[A block of data]
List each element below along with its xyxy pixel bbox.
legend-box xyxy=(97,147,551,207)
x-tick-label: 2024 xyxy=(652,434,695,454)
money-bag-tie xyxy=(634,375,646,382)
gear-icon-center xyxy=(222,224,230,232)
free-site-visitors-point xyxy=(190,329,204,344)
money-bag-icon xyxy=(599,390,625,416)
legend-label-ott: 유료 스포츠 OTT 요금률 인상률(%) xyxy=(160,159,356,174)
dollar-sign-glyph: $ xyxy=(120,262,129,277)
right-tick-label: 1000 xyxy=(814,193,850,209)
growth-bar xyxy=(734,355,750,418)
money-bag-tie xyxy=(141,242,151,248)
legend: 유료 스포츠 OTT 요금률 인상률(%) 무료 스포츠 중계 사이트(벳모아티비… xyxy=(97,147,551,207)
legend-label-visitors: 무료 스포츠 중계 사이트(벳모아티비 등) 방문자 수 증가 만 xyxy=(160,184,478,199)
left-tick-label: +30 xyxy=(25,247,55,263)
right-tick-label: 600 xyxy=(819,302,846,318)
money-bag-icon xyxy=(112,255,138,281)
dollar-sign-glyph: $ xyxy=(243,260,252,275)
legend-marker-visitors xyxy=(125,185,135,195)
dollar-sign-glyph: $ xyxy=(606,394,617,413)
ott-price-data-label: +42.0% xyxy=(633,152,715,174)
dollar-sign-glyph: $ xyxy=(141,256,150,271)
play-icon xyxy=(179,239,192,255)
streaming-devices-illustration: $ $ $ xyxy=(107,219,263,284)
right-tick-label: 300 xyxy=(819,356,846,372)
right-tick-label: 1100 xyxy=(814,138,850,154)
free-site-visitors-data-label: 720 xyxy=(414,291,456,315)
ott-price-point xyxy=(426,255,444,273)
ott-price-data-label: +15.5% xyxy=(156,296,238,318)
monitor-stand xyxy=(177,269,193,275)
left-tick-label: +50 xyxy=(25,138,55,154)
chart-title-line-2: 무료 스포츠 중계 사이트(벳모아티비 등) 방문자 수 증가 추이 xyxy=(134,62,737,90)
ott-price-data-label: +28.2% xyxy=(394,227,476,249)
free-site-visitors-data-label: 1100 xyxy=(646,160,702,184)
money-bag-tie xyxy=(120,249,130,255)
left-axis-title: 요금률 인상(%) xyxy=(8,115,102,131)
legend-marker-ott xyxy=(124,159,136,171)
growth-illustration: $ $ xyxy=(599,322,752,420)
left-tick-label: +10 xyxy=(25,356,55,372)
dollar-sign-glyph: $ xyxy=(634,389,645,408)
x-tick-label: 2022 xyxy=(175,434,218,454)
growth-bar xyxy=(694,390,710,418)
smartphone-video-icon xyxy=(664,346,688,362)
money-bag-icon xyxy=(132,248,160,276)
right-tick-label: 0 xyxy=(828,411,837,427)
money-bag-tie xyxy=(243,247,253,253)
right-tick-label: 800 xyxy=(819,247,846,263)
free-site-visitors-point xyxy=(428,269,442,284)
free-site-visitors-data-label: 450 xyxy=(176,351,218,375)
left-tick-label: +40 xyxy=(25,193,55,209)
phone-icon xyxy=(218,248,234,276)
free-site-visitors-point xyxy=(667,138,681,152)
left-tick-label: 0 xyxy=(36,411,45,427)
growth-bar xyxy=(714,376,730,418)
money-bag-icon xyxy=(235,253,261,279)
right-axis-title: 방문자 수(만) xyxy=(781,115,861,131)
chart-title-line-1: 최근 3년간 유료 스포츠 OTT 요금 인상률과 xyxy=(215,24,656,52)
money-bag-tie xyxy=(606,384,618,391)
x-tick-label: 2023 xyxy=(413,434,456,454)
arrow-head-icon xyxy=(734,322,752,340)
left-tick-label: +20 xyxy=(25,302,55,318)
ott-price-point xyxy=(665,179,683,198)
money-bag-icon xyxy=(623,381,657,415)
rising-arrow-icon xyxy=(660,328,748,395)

- TASK DESCRIPTION:
Quote the lines of the block of data above, beginning with its first line and ending with the line that contains "gear-icon-center xyxy=(222,224,230,232)", both included.

- FULL SOLUTION:
List each element below along with its xyxy pixel bbox.
legend-box xyxy=(97,147,551,207)
x-tick-label: 2024 xyxy=(652,434,695,454)
money-bag-tie xyxy=(634,375,646,382)
gear-icon-center xyxy=(222,224,230,232)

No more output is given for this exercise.